§ **EXTRACTED ENTRIES**

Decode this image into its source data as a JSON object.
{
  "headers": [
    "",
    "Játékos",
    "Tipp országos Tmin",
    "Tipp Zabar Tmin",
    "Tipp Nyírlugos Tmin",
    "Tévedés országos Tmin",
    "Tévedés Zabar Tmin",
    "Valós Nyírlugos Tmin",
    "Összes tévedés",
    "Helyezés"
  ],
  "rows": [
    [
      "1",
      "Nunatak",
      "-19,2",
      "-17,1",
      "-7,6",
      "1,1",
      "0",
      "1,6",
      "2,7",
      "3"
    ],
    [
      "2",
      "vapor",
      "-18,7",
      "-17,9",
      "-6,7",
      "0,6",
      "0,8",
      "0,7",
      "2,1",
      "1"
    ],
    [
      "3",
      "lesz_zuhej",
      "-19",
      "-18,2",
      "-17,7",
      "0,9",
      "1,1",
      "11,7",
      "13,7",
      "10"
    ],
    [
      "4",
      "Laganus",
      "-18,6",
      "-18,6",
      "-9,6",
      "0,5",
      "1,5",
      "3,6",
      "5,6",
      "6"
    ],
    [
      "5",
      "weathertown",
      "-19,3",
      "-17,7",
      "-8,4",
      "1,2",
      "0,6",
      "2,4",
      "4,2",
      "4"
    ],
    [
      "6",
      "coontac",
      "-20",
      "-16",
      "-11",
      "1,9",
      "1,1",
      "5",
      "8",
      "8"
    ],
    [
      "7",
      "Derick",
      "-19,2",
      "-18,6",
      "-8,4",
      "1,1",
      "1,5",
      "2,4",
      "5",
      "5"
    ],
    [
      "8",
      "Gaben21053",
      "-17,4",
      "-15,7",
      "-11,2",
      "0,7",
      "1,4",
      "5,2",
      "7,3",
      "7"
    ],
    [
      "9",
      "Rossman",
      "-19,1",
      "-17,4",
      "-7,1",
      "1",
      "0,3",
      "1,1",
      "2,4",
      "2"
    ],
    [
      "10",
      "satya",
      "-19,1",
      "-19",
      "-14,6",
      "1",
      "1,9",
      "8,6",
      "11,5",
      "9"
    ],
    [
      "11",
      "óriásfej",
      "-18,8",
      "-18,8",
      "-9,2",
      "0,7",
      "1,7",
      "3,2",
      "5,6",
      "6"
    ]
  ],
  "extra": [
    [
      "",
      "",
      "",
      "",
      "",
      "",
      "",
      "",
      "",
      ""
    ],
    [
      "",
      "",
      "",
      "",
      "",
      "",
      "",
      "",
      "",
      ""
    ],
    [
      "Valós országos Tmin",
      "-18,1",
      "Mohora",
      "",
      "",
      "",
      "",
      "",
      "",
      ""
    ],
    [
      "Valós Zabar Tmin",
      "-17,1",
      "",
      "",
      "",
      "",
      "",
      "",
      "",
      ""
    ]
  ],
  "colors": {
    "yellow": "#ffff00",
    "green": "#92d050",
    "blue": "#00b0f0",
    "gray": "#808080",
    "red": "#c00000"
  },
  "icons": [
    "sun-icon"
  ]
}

§ **SHORT TASK**
Copy out the material above in its entirety. Every detail must match.

§ **RESPONSE**
Decode this image into its source data as a JSON object.
{
  "headers": [
    "",
    "Játékos",
    "Tipp országos Tmin",
    "Tipp Zabar Tmin",
    "Tipp Nyírlugos Tmin",
    "Tévedés országos Tmin",
    "Tévedés Zabar Tmin",
    "Valós Nyírlugos Tmin",
    "Összes tévedés",
    "Helyezés"
  ],
  "rows": [
    [
      "1",
      "Nunatak",
      "-19,2",
      "-17,1",
      "-7,6",
      "1,1",
      "0",
      "1,6",
      "2,7",
      "3"
    ],
    [
      "2",
      "vapor",
      "-18,7",
      "-17,9",
      "-6,7",
      "0,6",
      "0,8",
      "0,7",
      "2,1",
      "1"
    ],
    [
      "3",
      "lesz_zuhej",
      "-19",
      "-18,2",
      "-17,7",
      "0,9",
      "1,1",
      "11,7",
      "13,7",
      "10"
    ],
    [
      "4",
      "Laganus",
      "-18,6",
      "-18,6",
      "-9,6",
      "0,5",
      "1,5",
      "3,6",
      "5,6",
      "6"
    ],
    [
      "5",
      "weathertown",
      "-19,3",
      "-17,7",
      "-8,4",
      "1,2",
      "0,6",
      "2,4",
      "4,2",
      "4"
    ],
    [
      "6",
      "coontac",
      "-20",
      "-16",
      "-11",
      "1,9",
      "1,1",
      "5",
      "8",
      "8"
    ],
    [
      "7",
      "Derick",
      "-19,2",
      "-18,6",
      "-8,4",
      "1,1",
      "1,5",
      "2,4",
      "5",
      "5"
    ],
    [
      "8",
      "Gaben21053",
      "-17,4",
      "-15,7",
      "-11,2",
      "0,7",
      "1,4",
      "5,2",
      "7,3",
      "7"
    ],
    [
      "9",
      "Rossman",
      "-19,1",
      "-17,4",
      "-7,1",
      "1",
      "0,3",
      "1,1",
      "2,4",
      "2"
    ],
    [
      "10",
      "satya",
      "-19,1",
      "-19",
      "-14,6",
      "1",
      "1,9",
      "8,6",
      "11,5",
      "9"
    ],
    [
      "11",
      "óriásfej",
      "-18,8",
      "-18,8",
      "-9,2",
      "0,7",
      "1,7",
      "3,2",
      "5,6",
      "6"
    ]
  ],
  "extra": [
    [
      "",
      "",
      "",
      "",
      "",
      "",
      "",
      "",
      "",
      ""
    ],
    [
      "",
      "",
      "",
      "",
      "",
      "",
      "",
      "",
      "",
      ""
    ],
    [
      "Valós országos Tmin",
      "-18,1",
      "Mohora",
      "",
      "",
      "",
      "",
      "",
      "",
      ""
    ],
    [
      "Valós Zabar Tmin",
      "-17,1",
      "",
      "",
      "",
      "",
      "",
      "",
      "",
      ""
    ]
  ],
  "colors": {
    "yellow": "#ffff00",
    "green": "#92d050",
    "blue": "#00b0f0",
    "gray": "#808080",
    "red": "#c00000"
  },
  "icons": [
    "sun-icon"
  ]
}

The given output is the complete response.